> **What the task asks**
Each line that holds the word "xlabel" counts once; give the total for the records below and nothing else.

> **Data to process**
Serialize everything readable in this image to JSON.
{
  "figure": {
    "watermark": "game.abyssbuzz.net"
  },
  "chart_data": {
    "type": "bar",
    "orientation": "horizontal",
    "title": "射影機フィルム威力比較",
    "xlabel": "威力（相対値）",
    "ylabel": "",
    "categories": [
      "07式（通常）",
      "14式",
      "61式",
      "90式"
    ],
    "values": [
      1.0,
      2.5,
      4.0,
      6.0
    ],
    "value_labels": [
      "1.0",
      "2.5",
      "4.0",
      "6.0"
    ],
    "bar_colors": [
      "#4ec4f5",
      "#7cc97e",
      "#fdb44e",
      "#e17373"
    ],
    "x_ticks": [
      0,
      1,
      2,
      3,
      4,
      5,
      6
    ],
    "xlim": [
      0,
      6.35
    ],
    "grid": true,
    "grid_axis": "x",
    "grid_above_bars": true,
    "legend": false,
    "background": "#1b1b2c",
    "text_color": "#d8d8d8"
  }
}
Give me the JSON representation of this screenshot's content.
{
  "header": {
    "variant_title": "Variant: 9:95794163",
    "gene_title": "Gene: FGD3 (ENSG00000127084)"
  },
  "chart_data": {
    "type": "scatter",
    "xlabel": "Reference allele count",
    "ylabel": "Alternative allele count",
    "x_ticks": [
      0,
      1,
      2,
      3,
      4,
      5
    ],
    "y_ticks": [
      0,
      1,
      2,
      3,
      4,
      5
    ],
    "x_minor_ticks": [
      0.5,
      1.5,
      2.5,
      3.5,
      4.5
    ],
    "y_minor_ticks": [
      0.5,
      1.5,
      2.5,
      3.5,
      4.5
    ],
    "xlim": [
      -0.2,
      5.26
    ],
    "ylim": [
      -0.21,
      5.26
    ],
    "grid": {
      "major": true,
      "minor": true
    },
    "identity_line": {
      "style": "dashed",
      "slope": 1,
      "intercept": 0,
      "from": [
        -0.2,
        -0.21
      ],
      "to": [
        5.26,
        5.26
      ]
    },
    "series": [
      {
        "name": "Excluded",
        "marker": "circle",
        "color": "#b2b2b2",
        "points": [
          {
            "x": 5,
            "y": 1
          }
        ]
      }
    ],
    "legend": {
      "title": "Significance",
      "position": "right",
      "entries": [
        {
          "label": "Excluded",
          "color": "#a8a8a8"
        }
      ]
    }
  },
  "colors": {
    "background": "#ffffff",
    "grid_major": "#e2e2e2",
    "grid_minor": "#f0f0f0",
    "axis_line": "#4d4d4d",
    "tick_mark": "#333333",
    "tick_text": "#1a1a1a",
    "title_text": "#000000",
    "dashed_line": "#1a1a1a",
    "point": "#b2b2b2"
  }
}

> **Response below**
2